» TO DO
Leave out the pictures and copy the remaining records exactly.

start DATA IN THIS EXERCISE

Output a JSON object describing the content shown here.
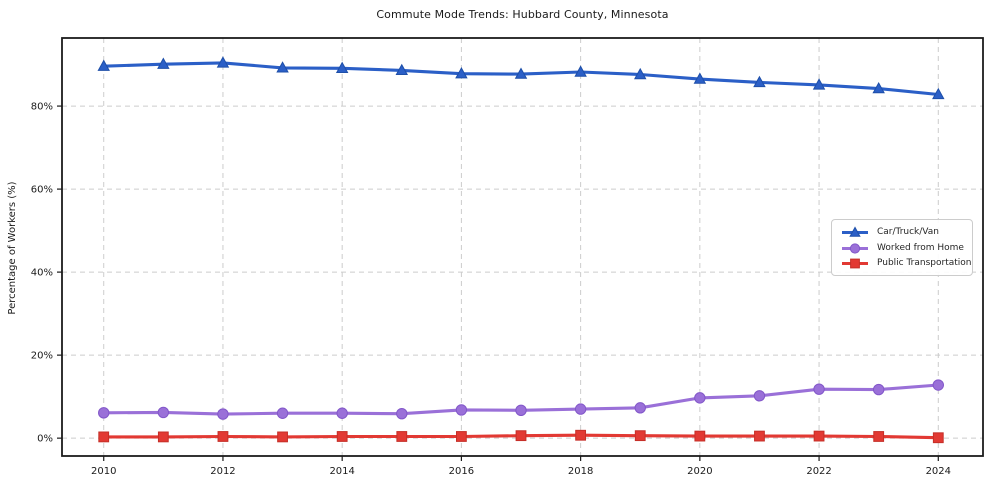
{
  "chart_data": {
    "type": "line",
    "title": "Commute Mode Trends: Hubbard County, Minnesota",
    "xlabel": "",
    "ylabel": "Percentage of Workers (%)",
    "x": [
      2010,
      2011,
      2012,
      2013,
      2014,
      2015,
      2016,
      2017,
      2018,
      2019,
      2020,
      2021,
      2022,
      2023,
      2024
    ],
    "series": [
      {
        "name": "Car/Truck/Van",
        "marker": "triangle",
        "color": "#2B5FC7",
        "edge_color": "#1E4FA8",
        "values": [
          89.6,
          90.1,
          90.4,
          89.2,
          89.1,
          88.6,
          87.8,
          87.7,
          88.2,
          87.6,
          86.5,
          85.7,
          85.1,
          84.2,
          82.8
        ]
      },
      {
        "name": "Worked from Home",
        "marker": "circle",
        "color": "#9A70D8",
        "edge_color": "#8257C9",
        "values": [
          6.1,
          6.2,
          5.8,
          6.0,
          6.0,
          5.9,
          6.8,
          6.7,
          7.0,
          7.3,
          9.7,
          10.2,
          11.8,
          11.7,
          12.8
        ]
      },
      {
        "name": "Public Transportation",
        "marker": "square",
        "color": "#E23933",
        "edge_color": "#C52F28",
        "values": [
          0.3,
          0.3,
          0.4,
          0.3,
          0.4,
          0.4,
          0.4,
          0.6,
          0.7,
          0.6,
          0.5,
          0.5,
          0.5,
          0.4,
          0.1
        ]
      }
    ],
    "xticks": {
      "values": [
        2010,
        2012,
        2014,
        2016,
        2018,
        2020,
        2022,
        2024
      ],
      "labels": [
        "2010",
        "2012",
        "2014",
        "2016",
        "2018",
        "2020",
        "2022",
        "2024"
      ]
    },
    "yticks": {
      "values": [
        0,
        20,
        40,
        60,
        80
      ],
      "labels": [
        "0%",
        "20%",
        "40%",
        "60%",
        "80%"
      ]
    },
    "xlim": [
      2009.3,
      2024.75
    ],
    "ylim": [
      -4.3,
      96.4
    ],
    "grid": true,
    "legend_position": "center-right"
  },
  "colors": {
    "background": "#ffffff",
    "grid": "#cccccc",
    "spine": "#1b1b1b",
    "tick_text": "#1a1a1a"
  }
}
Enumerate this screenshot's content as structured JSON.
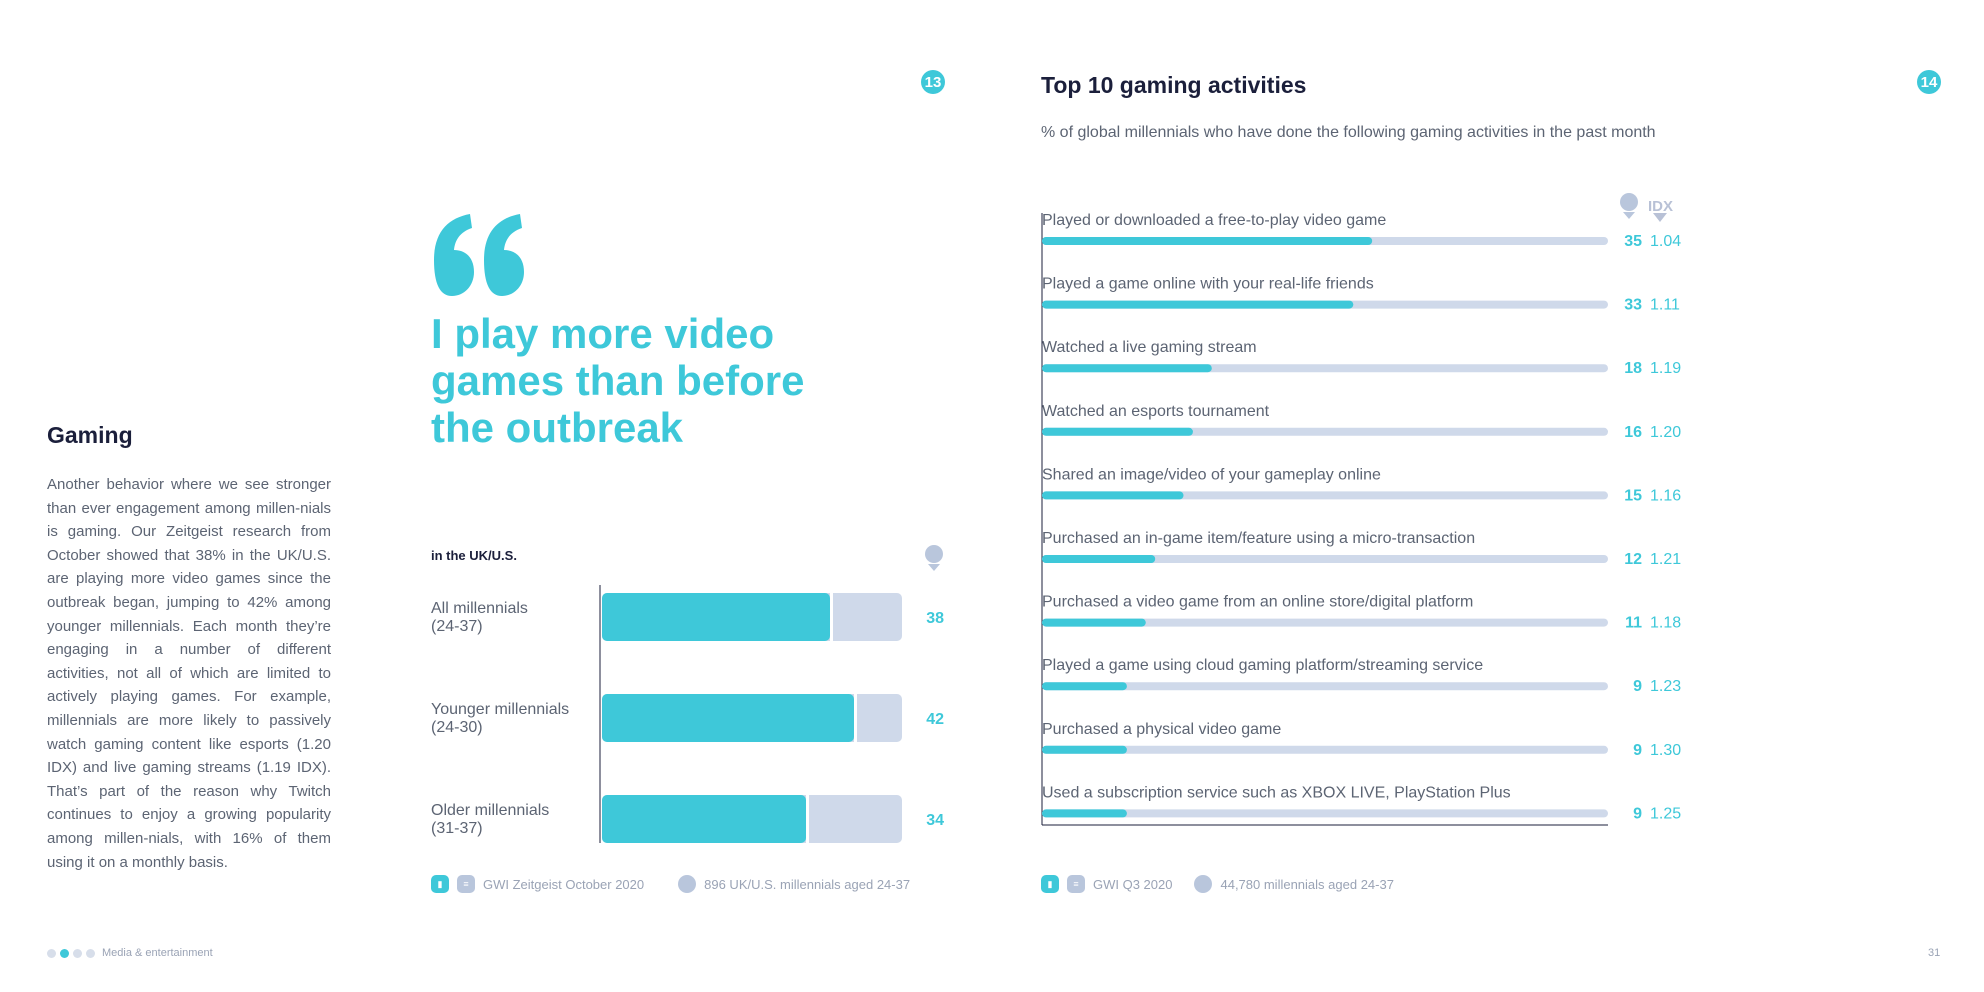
{
  "badges": {
    "left_page": "13",
    "right_page": "14"
  },
  "gaming": {
    "title": "Gaming",
    "body": "Another behavior where we see stronger than ever engagement among millen-nials is gaming. Our Zeitgeist research from October showed that 38% in the UK/U.S. are playing more video games since the outbreak began, jumping to 42% among younger millennials. Each month they’re engaging in a number of different activities, not all of which are limited to actively playing games. For example, millennials are more likely to passively watch gaming content like esports (1.20 IDX) and live gaming streams (1.19 IDX). That’s part of the reason why Twitch continues to enjoy a growing popularity among millen-nials, with 16% of them using it on a monthly basis."
  },
  "quote": {
    "headline": "I play more video games than before the outbreak",
    "region": "in the UK/U.S."
  },
  "sources_left": {
    "source": "GWI Zeitgeist October 2020",
    "sample": "896 UK/U.S. millennials aged 24-37"
  },
  "sources_right": {
    "source": "GWI Q3 2020",
    "sample": "44,780 millennials aged 24-37"
  },
  "top10": {
    "title": "Top 10 gaming activities",
    "subtitle": "% of global millennials who have done the following gaming activities in the past month",
    "idx_label": "IDX"
  },
  "footer": {
    "section": "Media & entertainment",
    "page": "31"
  },
  "colors": {
    "teal": "#3ec8d9",
    "track": "#cfd9ea",
    "navy": "#1b1f3b",
    "muted": "#5c6473"
  },
  "chart_data": [
    {
      "type": "bar",
      "orientation": "horizontal",
      "categories": [
        "All millennials (24-37)",
        "Younger millennials (24-30)",
        "Older millennials (31-37)"
      ],
      "values": [
        38,
        42,
        34
      ],
      "xlim": [
        0,
        50
      ]
    },
    {
      "type": "bar",
      "orientation": "horizontal",
      "categories": [
        "Played or downloaded a free-to-play video game",
        "Played a game online with your real-life friends",
        "Watched a live gaming stream",
        "Watched an esports tournament",
        "Shared an image/video of your gameplay online",
        "Purchased an in-game item/feature using a micro-transaction",
        "Purchased a video game from an online store/digital platform",
        "Played a game using cloud gaming platform/streaming service",
        "Purchased a physical video game",
        "Used a subscription service such as XBOX LIVE, PlayStation Plus"
      ],
      "values": [
        35,
        33,
        18,
        16,
        15,
        12,
        11,
        9,
        9,
        9
      ],
      "idx": [
        "1.04",
        "1.11",
        "1.19",
        "1.20",
        "1.16",
        "1.21",
        "1.18",
        "1.23",
        "1.30",
        "1.25"
      ],
      "xlim": [
        0,
        60
      ]
    }
  ]
}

end DATA IN THIS EXERCISE

» RESULT FOR THIS EXERCISE
Output a JSON object describing the content shown here.
{
  "chart_data": {
    "type": "line",
    "title": "Commute Mode Trends: Hubbard County, Minnesota",
    "xlabel": "",
    "ylabel": "Percentage of Workers (%)",
    "x": [
      2010,
      2011,
      2012,
      2013,
      2014,
      2015,
      2016,
      2017,
      2018,
      2019,
      2020,
      2021,
      2022,
      2023,
      2024
    ],
    "series": [
      {
        "name": "Car/Truck/Van",
        "marker": "triangle",
        "color": "#2B5FC7",
        "edge_color": "#1E4FA8",
        "values": [
          89.6,
          90.1,
          90.4,
          89.2,
          89.1,
          88.6,
          87.8,
          87.7,
          88.2,
          87.6,
          86.5,
          85.7,
          85.1,
          84.2,
          82.8
        ]
      },
      {
        "name": "Worked from Home",
        "marker": "circle",
        "color": "#9A70D8",
        "edge_color": "#8257C9",
        "values": [
          6.1,
          6.2,
          5.8,
          6.0,
          6.0,
          5.9,
          6.8,
          6.7,
          7.0,
          7.3,
          9.7,
          10.2,
          11.8,
          11.7,
          12.8
        ]
      },
      {
        "name": "Public Transportation",
        "marker": "square",
        "color": "#E23933",
        "edge_color": "#C52F28",
        "values": [
          0.3,
          0.3,
          0.4,
          0.3,
          0.4,
          0.4,
          0.4,
          0.6,
          0.7,
          0.6,
          0.5,
          0.5,
          0.5,
          0.4,
          0.1
        ]
      }
    ],
    "xticks": {
      "values": [
        2010,
        2012,
        2014,
        2016,
        2018,
        2020,
        2022,
        2024
      ],
      "labels": [
        "2010",
        "2012",
        "2014",
        "2016",
        "2018",
        "2020",
        "2022",
        "2024"
      ]
    },
    "yticks": {
      "values": [
        0,
        20,
        40,
        60,
        80
      ],
      "labels": [
        "0%",
        "20%",
        "40%",
        "60%",
        "80%"
      ]
    },
    "xlim": [
      2009.3,
      2024.75
    ],
    "ylim": [
      -4.3,
      96.4
    ],
    "grid": true,
    "legend_position": "center-right"
  },
  "colors": {
    "background": "#ffffff",
    "grid": "#cccccc",
    "spine": "#1b1b1b",
    "tick_text": "#1a1a1a"
  }
}
Enumerate this screenshot's content as structured JSON.
{
  "badges": {
    "left_page": "13",
    "right_page": "14"
  },
  "gaming": {
    "title": "Gaming",
    "body": "Another behavior where we see stronger than ever engagement among millen-nials is gaming. Our Zeitgeist research from October showed that 38% in the UK/U.S. are playing more video games since the outbreak began, jumping to 42% among younger millennials. Each month they’re engaging in a number of different activities, not all of which are limited to actively playing games. For example, millennials are more likely to passively watch gaming content like esports (1.20 IDX) and live gaming streams (1.19 IDX). That’s part of the reason why Twitch continues to enjoy a growing popularity among millen-nials, with 16% of them using it on a monthly basis."
  },
  "quote": {
    "headline": "I play more video games than before the outbreak",
    "region": "in the UK/U.S."
  },
  "sources_left": {
    "source": "GWI Zeitgeist October 2020",
    "sample": "896 UK/U.S. millennials aged 24-37"
  },
  "sources_right": {
    "source": "GWI Q3 2020",
    "sample": "44,780 millennials aged 24-37"
  },
  "top10": {
    "title": "Top 10 gaming activities",
    "subtitle": "% of global millennials who have done the following gaming activities in the past month",
    "idx_label": "IDX"
  },
  "footer": {
    "section": "Media & entertainment",
    "page": "31"
  },
  "colors": {
    "teal": "#3ec8d9",
    "track": "#cfd9ea",
    "navy": "#1b1f3b",
    "muted": "#5c6473"
  },
  "chart_data": [
    {
      "type": "bar",
      "orientation": "horizontal",
      "categories": [
        "All millennials (24-37)",
        "Younger millennials (24-30)",
        "Older millennials (31-37)"
      ],
      "values": [
        38,
        42,
        34
      ],
      "xlim": [
        0,
        50
      ]
    },
    {
      "type": "bar",
      "orientation": "horizontal",
      "categories": [
        "Played or downloaded a free-to-play video game",
        "Played a game online with your real-life friends",
        "Watched a live gaming stream",
        "Watched an esports tournament",
        "Shared an image/video of your gameplay online",
        "Purchased an in-game item/feature using a micro-transaction",
        "Purchased a video game from an online store/digital platform",
        "Played a game using cloud gaming platform/streaming service",
        "Purchased a physical video game",
        "Used a subscription service such as XBOX LIVE, PlayStation Plus"
      ],
      "values": [
        35,
        33,
        18,
        16,
        15,
        12,
        11,
        9,
        9,
        9
      ],
      "idx": [
        "1.04",
        "1.11",
        "1.19",
        "1.20",
        "1.16",
        "1.21",
        "1.18",
        "1.23",
        "1.30",
        "1.25"
      ],
      "xlim": [
        0,
        60
      ]
    }
  ]
}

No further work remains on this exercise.